━━ MATERIAL FOR THIS TASK ━━

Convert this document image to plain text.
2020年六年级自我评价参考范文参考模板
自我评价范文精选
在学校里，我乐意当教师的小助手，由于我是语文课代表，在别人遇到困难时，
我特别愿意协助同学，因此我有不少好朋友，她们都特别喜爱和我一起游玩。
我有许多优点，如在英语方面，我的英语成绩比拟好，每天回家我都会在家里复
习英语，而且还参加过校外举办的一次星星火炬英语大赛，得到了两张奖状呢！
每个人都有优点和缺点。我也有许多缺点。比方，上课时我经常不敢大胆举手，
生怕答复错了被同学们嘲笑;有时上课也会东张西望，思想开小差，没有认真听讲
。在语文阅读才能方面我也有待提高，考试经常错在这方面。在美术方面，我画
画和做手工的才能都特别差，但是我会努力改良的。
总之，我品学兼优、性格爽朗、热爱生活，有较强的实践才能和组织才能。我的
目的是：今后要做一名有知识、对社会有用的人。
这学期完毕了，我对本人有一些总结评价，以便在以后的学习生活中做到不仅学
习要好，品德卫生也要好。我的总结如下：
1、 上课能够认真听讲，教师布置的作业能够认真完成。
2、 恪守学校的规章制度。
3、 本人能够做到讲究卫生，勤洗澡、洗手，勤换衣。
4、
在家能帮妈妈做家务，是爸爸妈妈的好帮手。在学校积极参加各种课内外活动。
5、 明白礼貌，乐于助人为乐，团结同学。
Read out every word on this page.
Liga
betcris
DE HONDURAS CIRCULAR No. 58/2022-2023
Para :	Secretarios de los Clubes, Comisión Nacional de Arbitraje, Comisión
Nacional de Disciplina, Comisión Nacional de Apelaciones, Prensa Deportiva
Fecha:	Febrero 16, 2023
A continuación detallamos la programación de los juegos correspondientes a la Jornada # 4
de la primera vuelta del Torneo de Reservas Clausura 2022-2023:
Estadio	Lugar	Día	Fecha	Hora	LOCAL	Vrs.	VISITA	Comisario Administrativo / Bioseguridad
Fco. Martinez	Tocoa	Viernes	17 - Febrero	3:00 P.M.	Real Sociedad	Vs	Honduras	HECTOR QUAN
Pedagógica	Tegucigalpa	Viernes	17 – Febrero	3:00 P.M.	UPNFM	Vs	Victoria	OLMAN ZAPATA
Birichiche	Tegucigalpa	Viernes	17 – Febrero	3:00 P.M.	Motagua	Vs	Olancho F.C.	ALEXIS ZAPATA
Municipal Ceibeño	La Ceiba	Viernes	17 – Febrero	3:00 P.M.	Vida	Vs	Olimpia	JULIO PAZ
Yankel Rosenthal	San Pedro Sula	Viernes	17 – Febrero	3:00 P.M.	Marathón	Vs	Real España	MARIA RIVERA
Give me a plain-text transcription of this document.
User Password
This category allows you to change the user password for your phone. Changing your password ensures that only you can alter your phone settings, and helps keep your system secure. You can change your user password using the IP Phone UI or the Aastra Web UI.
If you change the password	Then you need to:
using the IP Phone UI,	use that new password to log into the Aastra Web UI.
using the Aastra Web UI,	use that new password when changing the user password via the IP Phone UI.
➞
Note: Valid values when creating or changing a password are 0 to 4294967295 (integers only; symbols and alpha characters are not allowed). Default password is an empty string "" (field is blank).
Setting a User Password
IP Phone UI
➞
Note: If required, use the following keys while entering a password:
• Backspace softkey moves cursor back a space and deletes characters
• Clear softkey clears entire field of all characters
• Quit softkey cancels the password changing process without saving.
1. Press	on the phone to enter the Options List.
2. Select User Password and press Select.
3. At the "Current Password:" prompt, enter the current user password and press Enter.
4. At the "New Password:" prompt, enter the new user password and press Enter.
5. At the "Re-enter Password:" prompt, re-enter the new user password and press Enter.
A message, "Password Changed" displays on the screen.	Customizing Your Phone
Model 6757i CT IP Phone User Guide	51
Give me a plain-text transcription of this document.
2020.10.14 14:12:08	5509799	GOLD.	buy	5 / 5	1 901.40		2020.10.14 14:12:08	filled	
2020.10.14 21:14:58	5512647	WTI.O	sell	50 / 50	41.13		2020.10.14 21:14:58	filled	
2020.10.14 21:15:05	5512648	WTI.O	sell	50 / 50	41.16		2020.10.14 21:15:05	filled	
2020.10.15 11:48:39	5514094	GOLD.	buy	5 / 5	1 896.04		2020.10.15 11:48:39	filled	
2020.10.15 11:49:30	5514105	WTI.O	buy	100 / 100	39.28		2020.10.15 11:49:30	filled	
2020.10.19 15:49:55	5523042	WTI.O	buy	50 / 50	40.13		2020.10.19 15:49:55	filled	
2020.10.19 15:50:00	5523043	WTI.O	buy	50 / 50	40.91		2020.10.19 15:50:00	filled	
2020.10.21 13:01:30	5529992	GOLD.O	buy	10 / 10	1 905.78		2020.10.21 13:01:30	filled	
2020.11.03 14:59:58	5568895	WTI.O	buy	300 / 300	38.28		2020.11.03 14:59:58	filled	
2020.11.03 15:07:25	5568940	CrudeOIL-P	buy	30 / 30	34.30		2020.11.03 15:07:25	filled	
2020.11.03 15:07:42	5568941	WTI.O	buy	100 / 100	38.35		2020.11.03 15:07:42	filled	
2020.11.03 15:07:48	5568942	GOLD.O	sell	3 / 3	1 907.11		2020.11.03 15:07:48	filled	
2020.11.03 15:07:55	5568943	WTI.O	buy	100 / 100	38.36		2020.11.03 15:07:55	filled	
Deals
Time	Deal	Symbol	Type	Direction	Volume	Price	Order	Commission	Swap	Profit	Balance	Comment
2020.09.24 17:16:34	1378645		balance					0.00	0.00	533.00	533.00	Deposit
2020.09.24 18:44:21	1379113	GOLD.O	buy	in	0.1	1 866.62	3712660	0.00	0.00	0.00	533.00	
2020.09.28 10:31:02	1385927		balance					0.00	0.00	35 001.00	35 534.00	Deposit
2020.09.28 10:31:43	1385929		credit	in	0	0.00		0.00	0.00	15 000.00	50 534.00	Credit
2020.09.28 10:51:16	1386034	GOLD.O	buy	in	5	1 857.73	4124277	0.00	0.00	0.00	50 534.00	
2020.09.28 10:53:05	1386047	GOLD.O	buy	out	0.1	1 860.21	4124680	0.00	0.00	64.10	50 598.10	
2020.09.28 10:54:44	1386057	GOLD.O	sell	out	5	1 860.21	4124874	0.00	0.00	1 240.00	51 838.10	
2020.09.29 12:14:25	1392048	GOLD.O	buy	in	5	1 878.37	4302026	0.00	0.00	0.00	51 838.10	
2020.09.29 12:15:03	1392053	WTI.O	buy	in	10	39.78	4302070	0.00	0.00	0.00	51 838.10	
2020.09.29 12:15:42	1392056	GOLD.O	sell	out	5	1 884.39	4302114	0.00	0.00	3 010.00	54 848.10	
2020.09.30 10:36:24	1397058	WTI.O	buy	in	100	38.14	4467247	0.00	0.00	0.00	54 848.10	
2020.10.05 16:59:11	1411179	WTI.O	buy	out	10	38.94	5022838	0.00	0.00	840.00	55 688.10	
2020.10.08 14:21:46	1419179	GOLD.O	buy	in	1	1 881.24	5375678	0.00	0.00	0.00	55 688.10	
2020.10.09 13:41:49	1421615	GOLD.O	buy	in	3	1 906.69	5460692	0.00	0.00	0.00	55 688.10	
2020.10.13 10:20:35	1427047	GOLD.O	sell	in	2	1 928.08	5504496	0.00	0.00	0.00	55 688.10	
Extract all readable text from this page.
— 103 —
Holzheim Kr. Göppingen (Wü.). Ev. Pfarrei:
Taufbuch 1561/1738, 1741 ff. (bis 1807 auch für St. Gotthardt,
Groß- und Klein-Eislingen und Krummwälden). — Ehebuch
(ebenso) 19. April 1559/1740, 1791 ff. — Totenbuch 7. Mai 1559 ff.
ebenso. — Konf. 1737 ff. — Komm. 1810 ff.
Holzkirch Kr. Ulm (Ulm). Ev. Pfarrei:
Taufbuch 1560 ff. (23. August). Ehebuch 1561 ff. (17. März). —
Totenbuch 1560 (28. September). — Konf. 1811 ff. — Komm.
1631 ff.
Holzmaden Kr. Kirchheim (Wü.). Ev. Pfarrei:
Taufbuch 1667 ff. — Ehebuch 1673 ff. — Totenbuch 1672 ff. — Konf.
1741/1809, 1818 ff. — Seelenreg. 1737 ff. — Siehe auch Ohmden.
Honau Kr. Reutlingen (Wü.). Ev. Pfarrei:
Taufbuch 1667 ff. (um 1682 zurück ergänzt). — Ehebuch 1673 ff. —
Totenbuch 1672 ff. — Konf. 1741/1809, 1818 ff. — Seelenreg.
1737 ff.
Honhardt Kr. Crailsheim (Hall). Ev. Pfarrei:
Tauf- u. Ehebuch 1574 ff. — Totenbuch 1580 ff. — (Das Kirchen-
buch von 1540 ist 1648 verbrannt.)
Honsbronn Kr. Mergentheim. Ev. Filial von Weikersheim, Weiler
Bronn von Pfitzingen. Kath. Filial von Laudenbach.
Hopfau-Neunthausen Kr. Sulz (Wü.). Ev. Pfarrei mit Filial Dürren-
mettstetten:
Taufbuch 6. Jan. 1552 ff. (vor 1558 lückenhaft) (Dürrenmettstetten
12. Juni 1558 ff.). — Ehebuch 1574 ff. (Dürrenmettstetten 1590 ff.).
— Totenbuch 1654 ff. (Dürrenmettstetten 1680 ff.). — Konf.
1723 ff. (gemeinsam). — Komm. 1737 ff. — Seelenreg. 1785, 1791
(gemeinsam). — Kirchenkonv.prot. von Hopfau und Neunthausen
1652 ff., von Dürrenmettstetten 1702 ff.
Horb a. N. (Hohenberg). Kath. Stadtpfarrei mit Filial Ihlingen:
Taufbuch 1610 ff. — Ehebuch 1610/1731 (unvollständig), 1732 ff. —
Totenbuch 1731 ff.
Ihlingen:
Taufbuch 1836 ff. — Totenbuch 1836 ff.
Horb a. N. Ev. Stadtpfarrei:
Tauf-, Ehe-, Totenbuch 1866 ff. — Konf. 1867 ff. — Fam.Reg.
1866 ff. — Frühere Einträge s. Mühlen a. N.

━━━

**WORK TO BE COMPLETED:** Copy every line in the records above that contains the word "softkey".

**COMPLETE ANSWER:**
• Backspace softkey moves cursor back a space and deletes characters
• Clear softkey clears entire field of all characters
• Quit softkey cancels the password changing process without saving.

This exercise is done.